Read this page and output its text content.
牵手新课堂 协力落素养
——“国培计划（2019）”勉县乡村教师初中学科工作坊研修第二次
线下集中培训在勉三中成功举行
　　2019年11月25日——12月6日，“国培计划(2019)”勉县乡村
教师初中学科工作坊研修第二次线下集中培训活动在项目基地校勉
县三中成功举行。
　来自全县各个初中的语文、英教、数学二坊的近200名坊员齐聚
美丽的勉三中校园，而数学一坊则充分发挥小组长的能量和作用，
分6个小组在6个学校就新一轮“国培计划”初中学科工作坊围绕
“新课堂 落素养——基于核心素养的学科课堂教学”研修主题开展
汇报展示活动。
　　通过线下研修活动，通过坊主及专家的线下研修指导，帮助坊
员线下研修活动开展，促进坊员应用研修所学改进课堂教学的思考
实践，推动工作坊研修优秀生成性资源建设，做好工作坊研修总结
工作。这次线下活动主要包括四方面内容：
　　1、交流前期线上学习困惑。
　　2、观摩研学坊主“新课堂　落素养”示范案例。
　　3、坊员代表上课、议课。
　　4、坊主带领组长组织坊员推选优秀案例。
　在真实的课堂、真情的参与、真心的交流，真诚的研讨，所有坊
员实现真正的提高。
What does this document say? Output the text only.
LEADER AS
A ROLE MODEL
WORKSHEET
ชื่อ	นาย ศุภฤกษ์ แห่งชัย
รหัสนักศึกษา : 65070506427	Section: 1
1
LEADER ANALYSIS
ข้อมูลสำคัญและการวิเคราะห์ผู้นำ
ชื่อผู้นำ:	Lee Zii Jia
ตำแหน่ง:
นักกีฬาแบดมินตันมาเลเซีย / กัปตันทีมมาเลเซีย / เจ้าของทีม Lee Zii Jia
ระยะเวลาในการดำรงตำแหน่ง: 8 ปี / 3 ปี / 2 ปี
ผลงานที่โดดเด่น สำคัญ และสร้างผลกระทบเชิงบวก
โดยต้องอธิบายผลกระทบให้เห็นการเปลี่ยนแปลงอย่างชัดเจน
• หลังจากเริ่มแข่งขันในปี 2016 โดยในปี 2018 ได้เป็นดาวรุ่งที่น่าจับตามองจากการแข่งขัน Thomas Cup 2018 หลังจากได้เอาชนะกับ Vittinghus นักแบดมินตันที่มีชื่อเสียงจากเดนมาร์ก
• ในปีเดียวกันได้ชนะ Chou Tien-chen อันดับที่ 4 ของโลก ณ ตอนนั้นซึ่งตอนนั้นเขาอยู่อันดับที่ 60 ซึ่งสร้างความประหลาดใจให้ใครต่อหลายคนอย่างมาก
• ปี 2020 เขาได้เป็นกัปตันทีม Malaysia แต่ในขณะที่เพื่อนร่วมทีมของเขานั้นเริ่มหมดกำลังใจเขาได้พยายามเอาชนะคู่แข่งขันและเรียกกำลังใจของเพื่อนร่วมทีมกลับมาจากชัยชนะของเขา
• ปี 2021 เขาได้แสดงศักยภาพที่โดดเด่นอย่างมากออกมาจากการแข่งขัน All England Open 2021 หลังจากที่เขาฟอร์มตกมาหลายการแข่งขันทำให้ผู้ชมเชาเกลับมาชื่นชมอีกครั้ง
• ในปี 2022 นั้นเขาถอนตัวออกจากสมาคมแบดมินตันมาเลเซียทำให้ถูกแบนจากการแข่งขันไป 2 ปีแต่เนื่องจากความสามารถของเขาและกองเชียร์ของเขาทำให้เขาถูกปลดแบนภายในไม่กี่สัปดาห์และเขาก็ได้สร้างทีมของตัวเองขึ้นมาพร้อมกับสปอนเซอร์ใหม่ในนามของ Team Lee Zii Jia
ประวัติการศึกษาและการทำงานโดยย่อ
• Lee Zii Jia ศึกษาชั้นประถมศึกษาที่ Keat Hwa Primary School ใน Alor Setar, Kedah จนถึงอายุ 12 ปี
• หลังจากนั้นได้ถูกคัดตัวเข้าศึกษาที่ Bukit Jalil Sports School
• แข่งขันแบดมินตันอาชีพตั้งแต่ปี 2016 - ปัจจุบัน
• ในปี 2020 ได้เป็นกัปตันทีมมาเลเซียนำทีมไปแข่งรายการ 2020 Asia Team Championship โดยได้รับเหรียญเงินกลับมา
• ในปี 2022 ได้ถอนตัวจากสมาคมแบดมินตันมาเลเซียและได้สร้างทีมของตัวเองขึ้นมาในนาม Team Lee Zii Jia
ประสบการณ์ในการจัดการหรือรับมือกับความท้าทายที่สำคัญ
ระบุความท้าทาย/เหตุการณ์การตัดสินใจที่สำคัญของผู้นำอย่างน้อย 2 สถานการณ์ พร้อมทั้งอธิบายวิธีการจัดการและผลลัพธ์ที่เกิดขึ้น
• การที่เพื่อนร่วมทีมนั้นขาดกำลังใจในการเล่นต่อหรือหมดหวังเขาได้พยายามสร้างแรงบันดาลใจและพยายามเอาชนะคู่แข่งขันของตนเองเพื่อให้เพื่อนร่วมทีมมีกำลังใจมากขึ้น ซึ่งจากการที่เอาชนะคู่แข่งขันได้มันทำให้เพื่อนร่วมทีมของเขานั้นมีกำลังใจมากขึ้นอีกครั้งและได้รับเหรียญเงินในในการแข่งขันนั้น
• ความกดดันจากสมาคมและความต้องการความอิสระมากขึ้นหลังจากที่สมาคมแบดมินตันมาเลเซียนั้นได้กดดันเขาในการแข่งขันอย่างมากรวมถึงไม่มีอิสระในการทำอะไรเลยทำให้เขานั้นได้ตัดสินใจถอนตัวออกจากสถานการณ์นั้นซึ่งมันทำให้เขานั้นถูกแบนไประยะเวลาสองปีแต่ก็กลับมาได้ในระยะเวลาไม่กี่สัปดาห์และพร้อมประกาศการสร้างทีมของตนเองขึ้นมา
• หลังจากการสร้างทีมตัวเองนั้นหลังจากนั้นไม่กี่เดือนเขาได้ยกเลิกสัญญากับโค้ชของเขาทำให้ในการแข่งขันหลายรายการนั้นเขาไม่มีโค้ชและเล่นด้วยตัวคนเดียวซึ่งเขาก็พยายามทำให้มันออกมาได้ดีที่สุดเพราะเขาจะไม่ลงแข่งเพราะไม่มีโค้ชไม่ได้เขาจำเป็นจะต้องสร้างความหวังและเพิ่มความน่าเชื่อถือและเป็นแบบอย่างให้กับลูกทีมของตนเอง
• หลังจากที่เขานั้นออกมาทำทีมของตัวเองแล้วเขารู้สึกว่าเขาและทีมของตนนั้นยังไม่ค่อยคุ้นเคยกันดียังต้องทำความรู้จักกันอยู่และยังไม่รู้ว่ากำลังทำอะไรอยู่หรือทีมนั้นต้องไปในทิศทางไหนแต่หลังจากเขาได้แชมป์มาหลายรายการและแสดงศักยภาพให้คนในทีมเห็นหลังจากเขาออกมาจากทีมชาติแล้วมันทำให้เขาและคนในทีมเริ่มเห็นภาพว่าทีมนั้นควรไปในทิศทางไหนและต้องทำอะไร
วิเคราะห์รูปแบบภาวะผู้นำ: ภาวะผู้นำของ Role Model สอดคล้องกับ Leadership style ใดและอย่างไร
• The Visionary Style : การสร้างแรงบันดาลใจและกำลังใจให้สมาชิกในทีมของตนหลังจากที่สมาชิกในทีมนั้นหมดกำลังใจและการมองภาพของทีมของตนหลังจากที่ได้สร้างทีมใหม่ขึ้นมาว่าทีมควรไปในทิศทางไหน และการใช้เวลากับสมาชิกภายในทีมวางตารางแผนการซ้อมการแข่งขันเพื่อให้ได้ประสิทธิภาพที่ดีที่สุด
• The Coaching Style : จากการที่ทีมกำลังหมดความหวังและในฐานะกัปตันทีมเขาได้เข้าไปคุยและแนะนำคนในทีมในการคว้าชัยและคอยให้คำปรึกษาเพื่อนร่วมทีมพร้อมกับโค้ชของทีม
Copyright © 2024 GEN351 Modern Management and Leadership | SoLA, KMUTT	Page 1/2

* * * *

(Problem details) Gather up the lines that contain the word "School".

(Exercise answer)
• Lee Zii Jia ศึกษาชั้นประถมศึกษาที่ Keat Hwa Primary School ใน Alor Setar, Kedah จนถึงอายุ 12 ปี
• หลังจากนั้นได้ถูกคัดตัวเข้าศึกษาที่ Bukit Jalil Sports School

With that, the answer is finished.